• [Required work]
Look through the lines below and extract each one that contains "period".

>>>

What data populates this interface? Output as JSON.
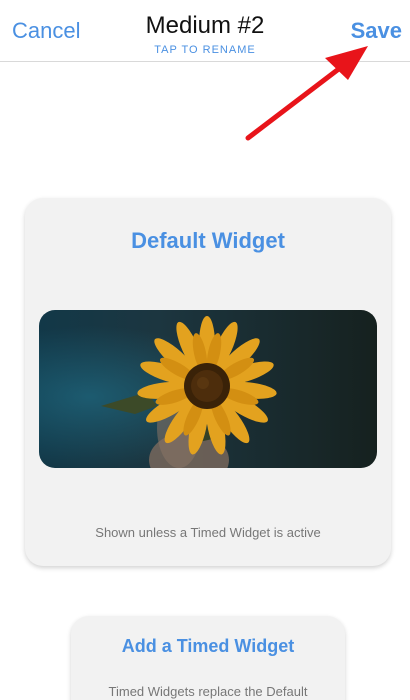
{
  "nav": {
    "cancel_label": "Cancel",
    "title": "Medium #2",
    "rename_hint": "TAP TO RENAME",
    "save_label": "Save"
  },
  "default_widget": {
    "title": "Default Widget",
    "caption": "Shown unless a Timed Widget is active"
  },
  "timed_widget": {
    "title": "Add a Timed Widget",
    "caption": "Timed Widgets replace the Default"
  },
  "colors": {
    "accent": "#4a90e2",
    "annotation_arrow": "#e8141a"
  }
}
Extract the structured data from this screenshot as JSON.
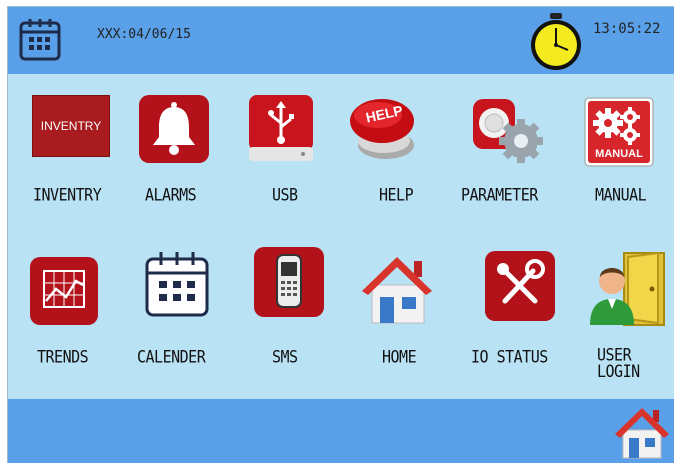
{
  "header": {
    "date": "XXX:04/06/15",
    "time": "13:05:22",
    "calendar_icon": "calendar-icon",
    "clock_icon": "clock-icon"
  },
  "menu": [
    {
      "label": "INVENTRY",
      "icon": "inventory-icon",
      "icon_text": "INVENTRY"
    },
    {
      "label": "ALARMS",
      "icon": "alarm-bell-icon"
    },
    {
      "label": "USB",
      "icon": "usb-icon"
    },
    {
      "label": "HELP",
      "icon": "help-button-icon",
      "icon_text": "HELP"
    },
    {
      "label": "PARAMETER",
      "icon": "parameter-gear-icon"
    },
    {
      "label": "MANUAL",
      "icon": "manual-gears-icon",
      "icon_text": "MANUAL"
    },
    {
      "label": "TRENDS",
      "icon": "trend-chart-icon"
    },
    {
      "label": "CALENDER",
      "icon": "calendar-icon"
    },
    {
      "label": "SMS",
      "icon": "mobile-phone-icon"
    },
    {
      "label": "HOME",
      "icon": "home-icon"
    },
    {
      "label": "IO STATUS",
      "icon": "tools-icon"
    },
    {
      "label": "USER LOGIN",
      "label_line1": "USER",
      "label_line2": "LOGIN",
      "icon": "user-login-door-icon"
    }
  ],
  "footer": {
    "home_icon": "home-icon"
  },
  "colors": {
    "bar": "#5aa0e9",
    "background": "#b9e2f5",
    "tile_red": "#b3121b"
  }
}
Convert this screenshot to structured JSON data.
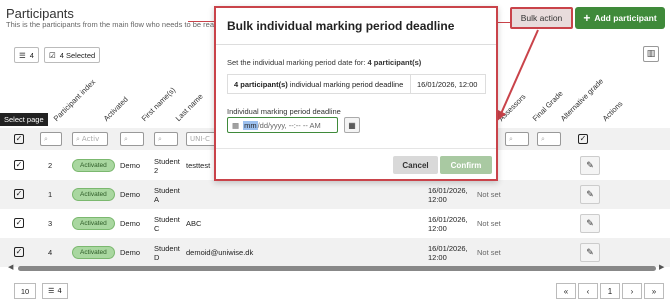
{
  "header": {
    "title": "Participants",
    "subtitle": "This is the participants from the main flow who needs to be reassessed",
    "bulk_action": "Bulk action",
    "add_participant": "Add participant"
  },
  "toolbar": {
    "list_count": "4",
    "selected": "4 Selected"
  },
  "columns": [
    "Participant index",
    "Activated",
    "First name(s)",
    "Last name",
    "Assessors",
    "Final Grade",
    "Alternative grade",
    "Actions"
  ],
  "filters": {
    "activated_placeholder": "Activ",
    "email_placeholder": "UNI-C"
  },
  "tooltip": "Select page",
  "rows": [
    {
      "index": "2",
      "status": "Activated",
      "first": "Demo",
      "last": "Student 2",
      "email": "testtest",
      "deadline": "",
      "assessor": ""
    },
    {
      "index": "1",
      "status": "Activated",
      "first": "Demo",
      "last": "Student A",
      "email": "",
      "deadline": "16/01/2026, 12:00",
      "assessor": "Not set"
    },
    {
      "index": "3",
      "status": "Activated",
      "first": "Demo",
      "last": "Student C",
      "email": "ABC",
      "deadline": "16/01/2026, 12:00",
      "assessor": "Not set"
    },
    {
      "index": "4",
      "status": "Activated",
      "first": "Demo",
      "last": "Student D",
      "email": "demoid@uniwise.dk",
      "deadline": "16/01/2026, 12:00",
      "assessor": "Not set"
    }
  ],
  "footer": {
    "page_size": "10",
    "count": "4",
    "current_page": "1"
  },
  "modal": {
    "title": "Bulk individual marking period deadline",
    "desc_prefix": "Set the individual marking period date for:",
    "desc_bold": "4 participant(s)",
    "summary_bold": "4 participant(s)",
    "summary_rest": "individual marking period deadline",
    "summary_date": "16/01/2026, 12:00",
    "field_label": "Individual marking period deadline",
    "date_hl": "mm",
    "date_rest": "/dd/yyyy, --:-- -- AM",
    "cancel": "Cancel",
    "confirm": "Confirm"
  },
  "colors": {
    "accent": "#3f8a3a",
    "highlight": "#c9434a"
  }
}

<<<

• [Exercise response]
    "title": "Bulk individual marking period deadline",
    "desc_prefix": "Set the individual marking period date for:",
    "summary_rest": "individual marking period deadline",
    "field_label": "Individual marking period deadline",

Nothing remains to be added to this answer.